Task statement: Pull every line holding the string "развитию" from the records below.

Data supplied:
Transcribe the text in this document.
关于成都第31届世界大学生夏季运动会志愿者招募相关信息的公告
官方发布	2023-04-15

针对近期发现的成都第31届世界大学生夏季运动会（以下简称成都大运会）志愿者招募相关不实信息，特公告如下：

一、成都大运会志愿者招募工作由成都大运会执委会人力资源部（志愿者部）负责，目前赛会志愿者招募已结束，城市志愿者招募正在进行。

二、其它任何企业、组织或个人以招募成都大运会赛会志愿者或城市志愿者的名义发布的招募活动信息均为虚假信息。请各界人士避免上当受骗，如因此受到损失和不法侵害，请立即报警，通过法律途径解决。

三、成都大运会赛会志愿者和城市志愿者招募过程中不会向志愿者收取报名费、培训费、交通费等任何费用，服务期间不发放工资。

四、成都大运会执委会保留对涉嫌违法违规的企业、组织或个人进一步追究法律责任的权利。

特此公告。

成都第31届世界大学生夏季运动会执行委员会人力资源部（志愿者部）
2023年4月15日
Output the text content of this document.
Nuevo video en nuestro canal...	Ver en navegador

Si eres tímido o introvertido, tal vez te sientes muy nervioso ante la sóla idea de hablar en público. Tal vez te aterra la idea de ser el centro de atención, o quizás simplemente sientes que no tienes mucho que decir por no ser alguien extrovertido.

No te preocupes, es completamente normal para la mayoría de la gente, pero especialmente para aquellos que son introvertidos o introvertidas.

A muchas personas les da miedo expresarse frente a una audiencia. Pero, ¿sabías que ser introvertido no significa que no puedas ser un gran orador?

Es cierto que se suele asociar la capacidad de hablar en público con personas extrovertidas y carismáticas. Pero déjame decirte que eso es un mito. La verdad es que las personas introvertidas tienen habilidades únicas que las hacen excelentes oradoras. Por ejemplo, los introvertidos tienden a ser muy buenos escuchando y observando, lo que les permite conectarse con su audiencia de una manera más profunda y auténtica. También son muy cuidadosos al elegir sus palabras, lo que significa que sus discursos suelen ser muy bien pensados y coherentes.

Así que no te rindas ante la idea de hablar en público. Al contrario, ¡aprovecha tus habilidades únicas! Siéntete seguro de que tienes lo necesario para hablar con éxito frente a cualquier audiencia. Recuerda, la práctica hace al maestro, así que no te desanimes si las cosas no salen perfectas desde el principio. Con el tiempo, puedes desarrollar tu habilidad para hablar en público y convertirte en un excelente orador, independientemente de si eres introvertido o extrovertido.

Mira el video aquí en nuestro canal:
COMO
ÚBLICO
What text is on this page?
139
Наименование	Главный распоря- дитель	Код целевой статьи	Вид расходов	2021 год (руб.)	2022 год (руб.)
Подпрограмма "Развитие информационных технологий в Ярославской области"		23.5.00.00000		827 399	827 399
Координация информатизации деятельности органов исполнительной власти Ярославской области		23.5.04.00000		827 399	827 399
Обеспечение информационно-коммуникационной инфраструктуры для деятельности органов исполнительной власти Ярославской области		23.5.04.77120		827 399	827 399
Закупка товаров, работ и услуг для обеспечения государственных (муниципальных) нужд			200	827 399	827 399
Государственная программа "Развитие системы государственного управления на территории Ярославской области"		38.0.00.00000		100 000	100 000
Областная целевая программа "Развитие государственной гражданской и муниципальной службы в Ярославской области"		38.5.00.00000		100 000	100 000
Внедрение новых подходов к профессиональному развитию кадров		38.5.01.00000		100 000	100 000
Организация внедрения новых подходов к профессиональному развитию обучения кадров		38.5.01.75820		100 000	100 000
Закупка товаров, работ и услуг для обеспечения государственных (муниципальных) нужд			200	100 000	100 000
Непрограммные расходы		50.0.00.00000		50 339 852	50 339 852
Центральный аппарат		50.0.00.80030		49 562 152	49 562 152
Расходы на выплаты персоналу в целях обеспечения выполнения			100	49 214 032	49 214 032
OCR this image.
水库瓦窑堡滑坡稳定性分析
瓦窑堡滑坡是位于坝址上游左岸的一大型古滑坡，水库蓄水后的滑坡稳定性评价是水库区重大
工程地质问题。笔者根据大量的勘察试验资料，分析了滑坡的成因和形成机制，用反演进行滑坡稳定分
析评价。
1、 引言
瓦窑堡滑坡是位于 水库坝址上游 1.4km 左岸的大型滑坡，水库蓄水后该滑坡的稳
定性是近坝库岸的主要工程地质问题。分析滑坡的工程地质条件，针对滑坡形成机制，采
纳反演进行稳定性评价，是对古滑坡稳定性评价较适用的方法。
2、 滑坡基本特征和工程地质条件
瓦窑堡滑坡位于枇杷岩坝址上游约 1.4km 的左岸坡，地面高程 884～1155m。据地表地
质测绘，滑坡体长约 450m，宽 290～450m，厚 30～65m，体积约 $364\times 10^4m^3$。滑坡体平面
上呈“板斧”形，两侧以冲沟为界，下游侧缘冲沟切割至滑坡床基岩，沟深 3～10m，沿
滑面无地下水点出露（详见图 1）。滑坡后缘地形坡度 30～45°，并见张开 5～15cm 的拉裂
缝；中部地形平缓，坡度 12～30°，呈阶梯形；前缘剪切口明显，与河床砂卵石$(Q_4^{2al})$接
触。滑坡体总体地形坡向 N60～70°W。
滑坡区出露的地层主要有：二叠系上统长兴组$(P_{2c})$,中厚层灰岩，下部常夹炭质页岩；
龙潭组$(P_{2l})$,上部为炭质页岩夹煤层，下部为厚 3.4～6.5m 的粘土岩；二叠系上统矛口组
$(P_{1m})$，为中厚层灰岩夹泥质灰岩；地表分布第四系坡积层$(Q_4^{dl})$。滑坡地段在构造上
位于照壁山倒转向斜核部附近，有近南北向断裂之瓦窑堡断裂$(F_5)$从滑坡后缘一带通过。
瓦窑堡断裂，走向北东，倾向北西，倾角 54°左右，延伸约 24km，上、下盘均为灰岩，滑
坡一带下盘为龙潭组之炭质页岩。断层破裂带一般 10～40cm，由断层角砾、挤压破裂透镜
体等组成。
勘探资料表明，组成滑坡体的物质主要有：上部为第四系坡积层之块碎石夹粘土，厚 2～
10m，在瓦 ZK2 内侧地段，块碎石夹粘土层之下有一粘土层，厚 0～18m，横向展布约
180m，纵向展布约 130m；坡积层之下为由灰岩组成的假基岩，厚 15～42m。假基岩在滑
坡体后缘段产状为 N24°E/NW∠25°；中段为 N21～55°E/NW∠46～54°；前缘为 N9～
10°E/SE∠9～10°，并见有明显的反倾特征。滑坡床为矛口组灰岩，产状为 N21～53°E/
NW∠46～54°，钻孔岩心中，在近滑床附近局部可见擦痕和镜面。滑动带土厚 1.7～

Written solution:
Внедрение новых подходов к профессиональному развитию кадров		38.5.01.00000		100 000	100 000
Организация внедрения новых подходов к профессиональному развитию обучения кадров		38.5.01.75820		100 000	100 000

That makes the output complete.